• WHAT YOU NEED TO DO
Quote the entries that follow exactly, leaving none out.
# START OF DATA RECORDS
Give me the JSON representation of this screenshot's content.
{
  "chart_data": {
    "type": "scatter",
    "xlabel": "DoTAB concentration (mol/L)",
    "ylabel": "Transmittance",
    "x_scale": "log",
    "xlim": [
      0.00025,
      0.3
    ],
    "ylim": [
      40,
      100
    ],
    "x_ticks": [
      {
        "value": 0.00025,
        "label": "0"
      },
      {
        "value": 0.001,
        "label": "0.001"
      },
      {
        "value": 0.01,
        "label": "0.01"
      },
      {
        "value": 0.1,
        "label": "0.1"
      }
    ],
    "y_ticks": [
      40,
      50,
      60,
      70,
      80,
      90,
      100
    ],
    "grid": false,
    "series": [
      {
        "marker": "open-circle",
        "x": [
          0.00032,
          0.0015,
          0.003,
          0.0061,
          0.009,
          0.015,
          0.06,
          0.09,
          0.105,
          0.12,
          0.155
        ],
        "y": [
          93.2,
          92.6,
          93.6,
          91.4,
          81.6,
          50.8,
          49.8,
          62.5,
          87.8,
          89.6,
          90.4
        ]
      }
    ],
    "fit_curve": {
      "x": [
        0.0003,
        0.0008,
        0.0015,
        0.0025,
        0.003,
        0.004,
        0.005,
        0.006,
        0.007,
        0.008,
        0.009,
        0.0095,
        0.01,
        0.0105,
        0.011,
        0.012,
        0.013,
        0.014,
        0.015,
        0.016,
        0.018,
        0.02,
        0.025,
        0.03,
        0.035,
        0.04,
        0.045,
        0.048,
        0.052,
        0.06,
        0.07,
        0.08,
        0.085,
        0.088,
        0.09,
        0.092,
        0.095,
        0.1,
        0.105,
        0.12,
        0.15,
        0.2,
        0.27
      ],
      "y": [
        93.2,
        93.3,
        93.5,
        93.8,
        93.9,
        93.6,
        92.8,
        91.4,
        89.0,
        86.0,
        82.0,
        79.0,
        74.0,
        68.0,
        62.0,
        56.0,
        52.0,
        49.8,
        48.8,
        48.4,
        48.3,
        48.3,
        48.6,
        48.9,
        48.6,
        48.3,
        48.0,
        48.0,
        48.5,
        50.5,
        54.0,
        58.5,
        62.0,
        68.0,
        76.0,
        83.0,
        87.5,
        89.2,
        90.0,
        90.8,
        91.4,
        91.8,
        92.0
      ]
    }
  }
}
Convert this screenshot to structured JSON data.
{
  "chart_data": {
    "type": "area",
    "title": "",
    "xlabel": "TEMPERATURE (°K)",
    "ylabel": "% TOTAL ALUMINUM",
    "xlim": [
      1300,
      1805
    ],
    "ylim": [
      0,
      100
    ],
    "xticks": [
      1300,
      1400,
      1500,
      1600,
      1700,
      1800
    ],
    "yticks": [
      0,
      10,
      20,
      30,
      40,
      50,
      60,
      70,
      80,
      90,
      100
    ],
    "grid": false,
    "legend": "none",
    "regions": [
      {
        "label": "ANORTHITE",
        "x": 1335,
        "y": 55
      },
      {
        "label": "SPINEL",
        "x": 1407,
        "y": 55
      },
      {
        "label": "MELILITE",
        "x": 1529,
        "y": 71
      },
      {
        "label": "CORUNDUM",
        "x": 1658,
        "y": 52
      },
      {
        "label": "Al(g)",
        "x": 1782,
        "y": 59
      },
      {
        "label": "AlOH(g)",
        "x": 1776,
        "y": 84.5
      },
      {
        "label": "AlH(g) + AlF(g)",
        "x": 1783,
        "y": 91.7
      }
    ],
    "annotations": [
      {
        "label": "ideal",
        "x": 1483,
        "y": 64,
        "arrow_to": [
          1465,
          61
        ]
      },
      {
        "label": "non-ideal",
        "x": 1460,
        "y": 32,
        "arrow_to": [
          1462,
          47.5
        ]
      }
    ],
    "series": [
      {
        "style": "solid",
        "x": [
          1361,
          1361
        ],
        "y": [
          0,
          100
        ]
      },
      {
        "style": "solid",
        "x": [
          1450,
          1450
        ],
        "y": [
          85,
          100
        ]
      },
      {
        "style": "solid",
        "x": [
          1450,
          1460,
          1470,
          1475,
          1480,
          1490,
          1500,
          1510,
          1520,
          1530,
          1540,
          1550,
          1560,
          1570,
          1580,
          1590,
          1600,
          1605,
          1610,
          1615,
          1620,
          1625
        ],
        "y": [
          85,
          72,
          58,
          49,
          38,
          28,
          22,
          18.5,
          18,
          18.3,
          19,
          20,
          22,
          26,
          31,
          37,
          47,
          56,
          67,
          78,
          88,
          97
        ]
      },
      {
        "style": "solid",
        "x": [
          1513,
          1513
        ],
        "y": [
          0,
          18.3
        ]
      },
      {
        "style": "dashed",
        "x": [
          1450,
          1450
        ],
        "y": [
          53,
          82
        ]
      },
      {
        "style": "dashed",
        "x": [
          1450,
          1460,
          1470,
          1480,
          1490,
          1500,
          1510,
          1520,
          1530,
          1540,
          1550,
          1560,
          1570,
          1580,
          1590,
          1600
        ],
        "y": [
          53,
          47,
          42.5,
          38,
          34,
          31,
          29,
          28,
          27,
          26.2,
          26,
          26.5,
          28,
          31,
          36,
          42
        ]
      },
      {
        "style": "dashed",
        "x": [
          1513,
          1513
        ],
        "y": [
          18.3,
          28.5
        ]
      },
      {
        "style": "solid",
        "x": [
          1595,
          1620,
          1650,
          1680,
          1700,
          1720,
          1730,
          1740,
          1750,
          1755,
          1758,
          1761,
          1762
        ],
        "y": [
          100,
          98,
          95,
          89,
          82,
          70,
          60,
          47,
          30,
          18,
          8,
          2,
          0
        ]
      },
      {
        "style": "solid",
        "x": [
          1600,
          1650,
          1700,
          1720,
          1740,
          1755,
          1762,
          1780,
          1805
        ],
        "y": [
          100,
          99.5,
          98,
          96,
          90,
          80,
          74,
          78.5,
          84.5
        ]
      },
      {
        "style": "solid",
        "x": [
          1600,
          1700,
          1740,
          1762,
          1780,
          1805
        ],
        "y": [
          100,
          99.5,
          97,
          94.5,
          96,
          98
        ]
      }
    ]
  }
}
# END OF DATA RECORDS
• THE SOLUTION
Give me the JSON representation of this screenshot's content.
{
  "chart_data": {
    "type": "scatter",
    "xlabel": "DoTAB concentration (mol/L)",
    "ylabel": "Transmittance",
    "x_scale": "log",
    "xlim": [
      0.00025,
      0.3
    ],
    "ylim": [
      40,
      100
    ],
    "x_ticks": [
      {
        "value": 0.00025,
        "label": "0"
      },
      {
        "value": 0.001,
        "label": "0.001"
      },
      {
        "value": 0.01,
        "label": "0.01"
      },
      {
        "value": 0.1,
        "label": "0.1"
      }
    ],
    "y_ticks": [
      40,
      50,
      60,
      70,
      80,
      90,
      100
    ],
    "grid": false,
    "series": [
      {
        "marker": "open-circle",
        "x": [
          0.00032,
          0.0015,
          0.003,
          0.0061,
          0.009,
          0.015,
          0.06,
          0.09,
          0.105,
          0.12,
          0.155
        ],
        "y": [
          93.2,
          92.6,
          93.6,
          91.4,
          81.6,
          50.8,
          49.8,
          62.5,
          87.8,
          89.6,
          90.4
        ]
      }
    ],
    "fit_curve": {
      "x": [
        0.0003,
        0.0008,
        0.0015,
        0.0025,
        0.003,
        0.004,
        0.005,
        0.006,
        0.007,
        0.008,
        0.009,
        0.0095,
        0.01,
        0.0105,
        0.011,
        0.012,
        0.013,
        0.014,
        0.015,
        0.016,
        0.018,
        0.02,
        0.025,
        0.03,
        0.035,
        0.04,
        0.045,
        0.048,
        0.052,
        0.06,
        0.07,
        0.08,
        0.085,
        0.088,
        0.09,
        0.092,
        0.095,
        0.1,
        0.105,
        0.12,
        0.15,
        0.2,
        0.27
      ],
      "y": [
        93.2,
        93.3,
        93.5,
        93.8,
        93.9,
        93.6,
        92.8,
        91.4,
        89.0,
        86.0,
        82.0,
        79.0,
        74.0,
        68.0,
        62.0,
        56.0,
        52.0,
        49.8,
        48.8,
        48.4,
        48.3,
        48.3,
        48.6,
        48.9,
        48.6,
        48.3,
        48.0,
        48.0,
        48.5,
        50.5,
        54.0,
        58.5,
        62.0,
        68.0,
        76.0,
        83.0,
        87.5,
        89.2,
        90.0,
        90.8,
        91.4,
        91.8,
        92.0
      ]
    }
  }
}
Convert this screenshot to structured JSON data.
{
  "chart_data": {
    "type": "area",
    "title": "",
    "xlabel": "TEMPERATURE (°K)",
    "ylabel": "% TOTAL ALUMINUM",
    "xlim": [
      1300,
      1805
    ],
    "ylim": [
      0,
      100
    ],
    "xticks": [
      1300,
      1400,
      1500,
      1600,
      1700,
      1800
    ],
    "yticks": [
      0,
      10,
      20,
      30,
      40,
      50,
      60,
      70,
      80,
      90,
      100
    ],
    "grid": false,
    "legend": "none",
    "regions": [
      {
        "label": "ANORTHITE",
        "x": 1335,
        "y": 55
      },
      {
        "label": "SPINEL",
        "x": 1407,
        "y": 55
      },
      {
        "label": "MELILITE",
        "x": 1529,
        "y": 71
      },
      {
        "label": "CORUNDUM",
        "x": 1658,
        "y": 52
      },
      {
        "label": "Al(g)",
        "x": 1782,
        "y": 59
      },
      {
        "label": "AlOH(g)",
        "x": 1776,
        "y": 84.5
      },
      {
        "label": "AlH(g) + AlF(g)",
        "x": 1783,
        "y": 91.7
      }
    ],
    "annotations": [
      {
        "label": "ideal",
        "x": 1483,
        "y": 64,
        "arrow_to": [
          1465,
          61
        ]
      },
      {
        "label": "non-ideal",
        "x": 1460,
        "y": 32,
        "arrow_to": [
          1462,
          47.5
        ]
      }
    ],
    "series": [
      {
        "style": "solid",
        "x": [
          1361,
          1361
        ],
        "y": [
          0,
          100
        ]
      },
      {
        "style": "solid",
        "x": [
          1450,
          1450
        ],
        "y": [
          85,
          100
        ]
      },
      {
        "style": "solid",
        "x": [
          1450,
          1460,
          1470,
          1475,
          1480,
          1490,
          1500,
          1510,
          1520,
          1530,
          1540,
          1550,
          1560,
          1570,
          1580,
          1590,
          1600,
          1605,
          1610,
          1615,
          1620,
          1625
        ],
        "y": [
          85,
          72,
          58,
          49,
          38,
          28,
          22,
          18.5,
          18,
          18.3,
          19,
          20,
          22,
          26,
          31,
          37,
          47,
          56,
          67,
          78,
          88,
          97
        ]
      },
      {
        "style": "solid",
        "x": [
          1513,
          1513
        ],
        "y": [
          0,
          18.3
        ]
      },
      {
        "style": "dashed",
        "x": [
          1450,
          1450
        ],
        "y": [
          53,
          82
        ]
      },
      {
        "style": "dashed",
        "x": [
          1450,
          1460,
          1470,
          1480,
          1490,
          1500,
          1510,
          1520,
          1530,
          1540,
          1550,
          1560,
          1570,
          1580,
          1590,
          1600
        ],
        "y": [
          53,
          47,
          42.5,
          38,
          34,
          31,
          29,
          28,
          27,
          26.2,
          26,
          26.5,
          28,
          31,
          36,
          42
        ]
      },
      {
        "style": "dashed",
        "x": [
          1513,
          1513
        ],
        "y": [
          18.3,
          28.5
        ]
      },
      {
        "style": "solid",
        "x": [
          1595,
          1620,
          1650,
          1680,
          1700,
          1720,
          1730,
          1740,
          1750,
          1755,
          1758,
          1761,
          1762
        ],
        "y": [
          100,
          98,
          95,
          89,
          82,
          70,
          60,
          47,
          30,
          18,
          8,
          2,
          0
        ]
      },
      {
        "style": "solid",
        "x": [
          1600,
          1650,
          1700,
          1720,
          1740,
          1755,
          1762,
          1780,
          1805
        ],
        "y": [
          100,
          99.5,
          98,
          96,
          90,
          80,
          74,
          78.5,
          84.5
        ]
      },
      {
        "style": "solid",
        "x": [
          1600,
          1700,
          1740,
          1762,
          1780,
          1805
        ],
        "y": [
          100,
          99.5,
          97,
          94.5,
          96,
          98
        ]
      }
    ]
  }
}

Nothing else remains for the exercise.